Produce an exact transcription of the listing below, omitting the pictures.

(Dataset records)
** BEGIN **

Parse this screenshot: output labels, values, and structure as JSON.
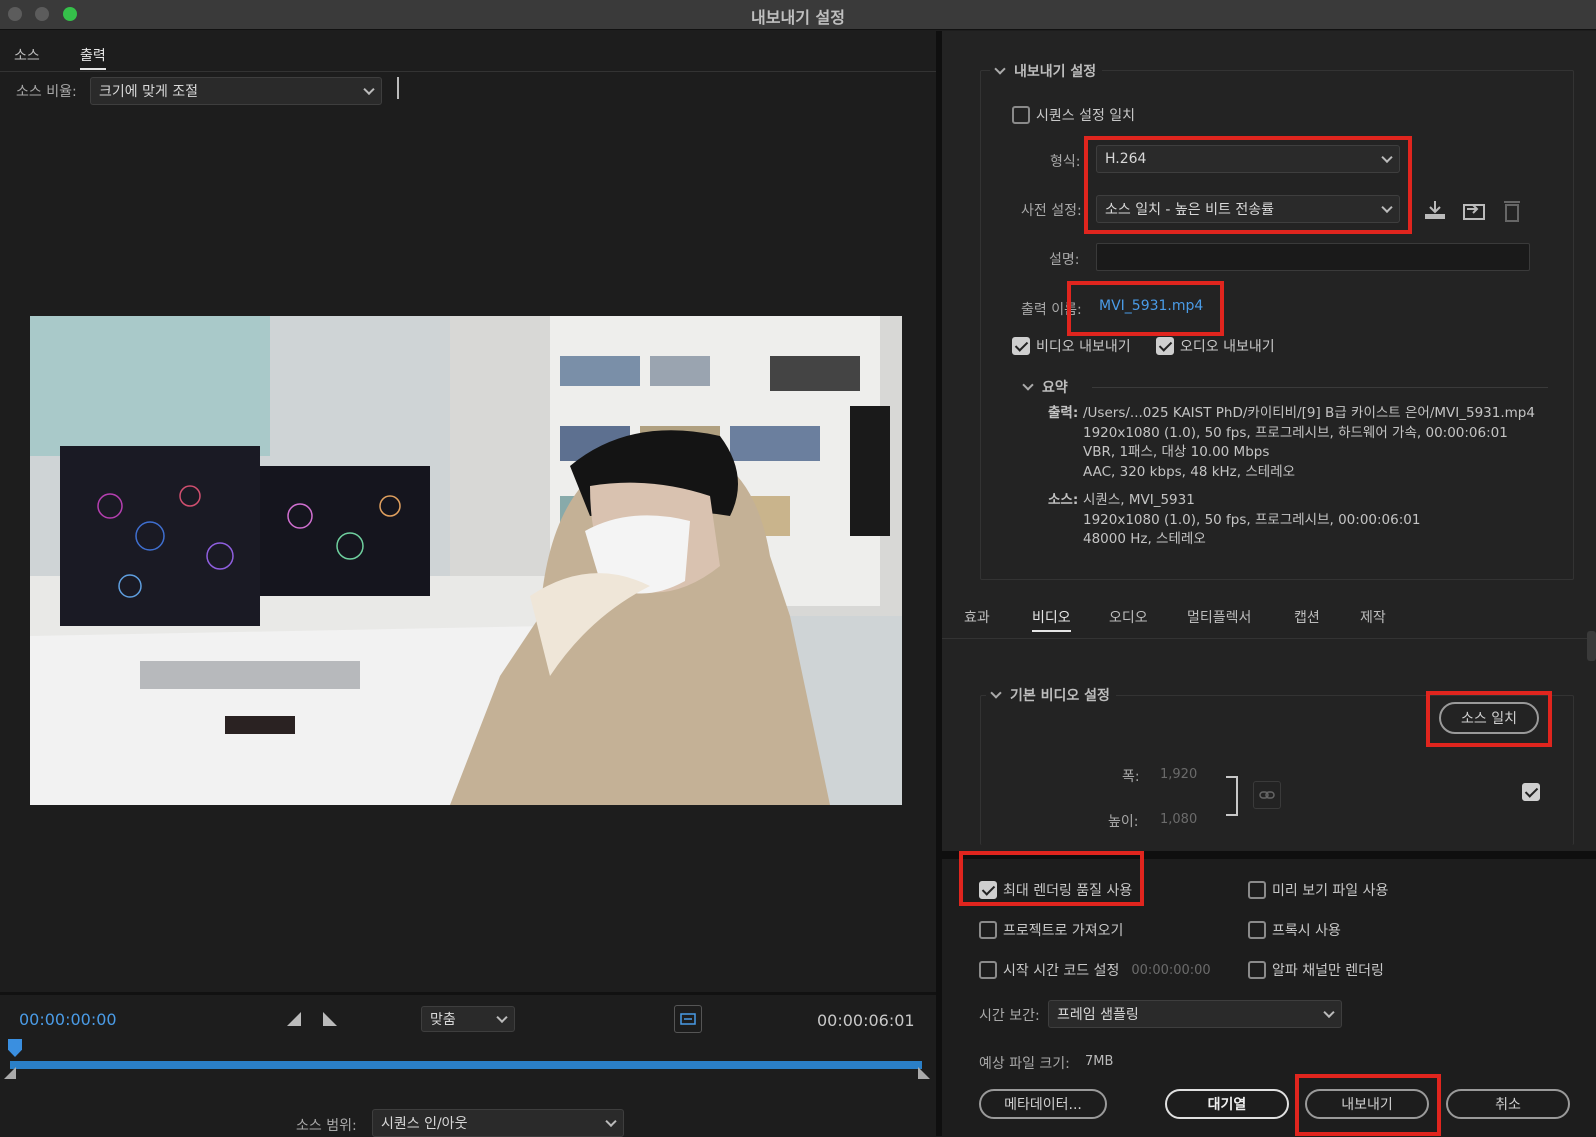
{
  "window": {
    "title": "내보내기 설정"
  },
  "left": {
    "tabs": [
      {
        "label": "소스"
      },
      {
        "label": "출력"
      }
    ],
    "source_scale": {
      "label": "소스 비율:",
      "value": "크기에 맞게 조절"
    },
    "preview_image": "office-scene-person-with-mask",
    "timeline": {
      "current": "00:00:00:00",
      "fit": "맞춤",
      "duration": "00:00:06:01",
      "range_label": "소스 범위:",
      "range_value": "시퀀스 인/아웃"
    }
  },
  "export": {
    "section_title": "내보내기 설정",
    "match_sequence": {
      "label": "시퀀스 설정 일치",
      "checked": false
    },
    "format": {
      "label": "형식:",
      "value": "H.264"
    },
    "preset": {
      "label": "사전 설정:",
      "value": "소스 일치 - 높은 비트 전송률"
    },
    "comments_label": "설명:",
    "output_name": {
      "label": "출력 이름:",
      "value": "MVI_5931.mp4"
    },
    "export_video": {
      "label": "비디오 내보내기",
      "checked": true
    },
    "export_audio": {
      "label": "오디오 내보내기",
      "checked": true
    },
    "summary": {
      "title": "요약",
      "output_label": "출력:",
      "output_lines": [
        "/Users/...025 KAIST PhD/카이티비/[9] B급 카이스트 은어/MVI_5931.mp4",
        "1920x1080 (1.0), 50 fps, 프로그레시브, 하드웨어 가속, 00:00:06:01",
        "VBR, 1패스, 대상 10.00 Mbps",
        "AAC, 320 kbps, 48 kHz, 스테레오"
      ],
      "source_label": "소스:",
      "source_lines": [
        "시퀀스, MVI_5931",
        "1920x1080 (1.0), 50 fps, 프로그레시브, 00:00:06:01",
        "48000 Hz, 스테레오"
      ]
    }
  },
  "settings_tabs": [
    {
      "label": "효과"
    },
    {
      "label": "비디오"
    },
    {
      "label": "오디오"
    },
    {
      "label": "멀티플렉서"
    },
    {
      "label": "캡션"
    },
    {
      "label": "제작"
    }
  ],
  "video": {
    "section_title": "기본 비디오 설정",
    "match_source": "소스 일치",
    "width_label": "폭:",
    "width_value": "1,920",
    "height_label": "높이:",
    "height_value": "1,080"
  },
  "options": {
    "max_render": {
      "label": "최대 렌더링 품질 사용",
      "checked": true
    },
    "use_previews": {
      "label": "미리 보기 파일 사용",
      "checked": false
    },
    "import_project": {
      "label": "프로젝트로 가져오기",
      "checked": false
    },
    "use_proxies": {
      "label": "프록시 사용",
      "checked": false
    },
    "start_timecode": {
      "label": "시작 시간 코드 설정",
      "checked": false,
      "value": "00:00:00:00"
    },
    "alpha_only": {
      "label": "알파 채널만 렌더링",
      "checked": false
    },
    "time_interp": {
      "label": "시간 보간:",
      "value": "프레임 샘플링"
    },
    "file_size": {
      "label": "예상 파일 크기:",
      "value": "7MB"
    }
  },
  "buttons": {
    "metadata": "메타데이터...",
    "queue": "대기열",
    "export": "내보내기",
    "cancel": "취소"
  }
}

** END **

**TASK RESPONSE:**
Parse this screenshot: output labels, values, and structure as JSON.
{
  "window": {
    "title": "내보내기 설정"
  },
  "left": {
    "tabs": [
      {
        "label": "소스"
      },
      {
        "label": "출력"
      }
    ],
    "source_scale": {
      "label": "소스 비율:",
      "value": "크기에 맞게 조절"
    },
    "preview_image": "office-scene-person-with-mask",
    "timeline": {
      "current": "00:00:00:00",
      "fit": "맞춤",
      "duration": "00:00:06:01",
      "range_label": "소스 범위:",
      "range_value": "시퀀스 인/아웃"
    }
  },
  "export": {
    "section_title": "내보내기 설정",
    "match_sequence": {
      "label": "시퀀스 설정 일치",
      "checked": false
    },
    "format": {
      "label": "형식:",
      "value": "H.264"
    },
    "preset": {
      "label": "사전 설정:",
      "value": "소스 일치 - 높은 비트 전송률"
    },
    "comments_label": "설명:",
    "output_name": {
      "label": "출력 이름:",
      "value": "MVI_5931.mp4"
    },
    "export_video": {
      "label": "비디오 내보내기",
      "checked": true
    },
    "export_audio": {
      "label": "오디오 내보내기",
      "checked": true
    },
    "summary": {
      "title": "요약",
      "output_label": "출력:",
      "output_lines": [
        "/Users/...025 KAIST PhD/카이티비/[9] B급 카이스트 은어/MVI_5931.mp4",
        "1920x1080 (1.0), 50 fps, 프로그레시브, 하드웨어 가속, 00:00:06:01",
        "VBR, 1패스, 대상 10.00 Mbps",
        "AAC, 320 kbps, 48 kHz, 스테레오"
      ],
      "source_label": "소스:",
      "source_lines": [
        "시퀀스, MVI_5931",
        "1920x1080 (1.0), 50 fps, 프로그레시브, 00:00:06:01",
        "48000 Hz, 스테레오"
      ]
    }
  },
  "settings_tabs": [
    {
      "label": "효과"
    },
    {
      "label": "비디오"
    },
    {
      "label": "오디오"
    },
    {
      "label": "멀티플렉서"
    },
    {
      "label": "캡션"
    },
    {
      "label": "제작"
    }
  ],
  "video": {
    "section_title": "기본 비디오 설정",
    "match_source": "소스 일치",
    "width_label": "폭:",
    "width_value": "1,920",
    "height_label": "높이:",
    "height_value": "1,080"
  },
  "options": {
    "max_render": {
      "label": "최대 렌더링 품질 사용",
      "checked": true
    },
    "use_previews": {
      "label": "미리 보기 파일 사용",
      "checked": false
    },
    "import_project": {
      "label": "프로젝트로 가져오기",
      "checked": false
    },
    "use_proxies": {
      "label": "프록시 사용",
      "checked": false
    },
    "start_timecode": {
      "label": "시작 시간 코드 설정",
      "checked": false,
      "value": "00:00:00:00"
    },
    "alpha_only": {
      "label": "알파 채널만 렌더링",
      "checked": false
    },
    "time_interp": {
      "label": "시간 보간:",
      "value": "프레임 샘플링"
    },
    "file_size": {
      "label": "예상 파일 크기:",
      "value": "7MB"
    }
  },
  "buttons": {
    "metadata": "메타데이터...",
    "queue": "대기열",
    "export": "내보내기",
    "cancel": "취소"
  }
}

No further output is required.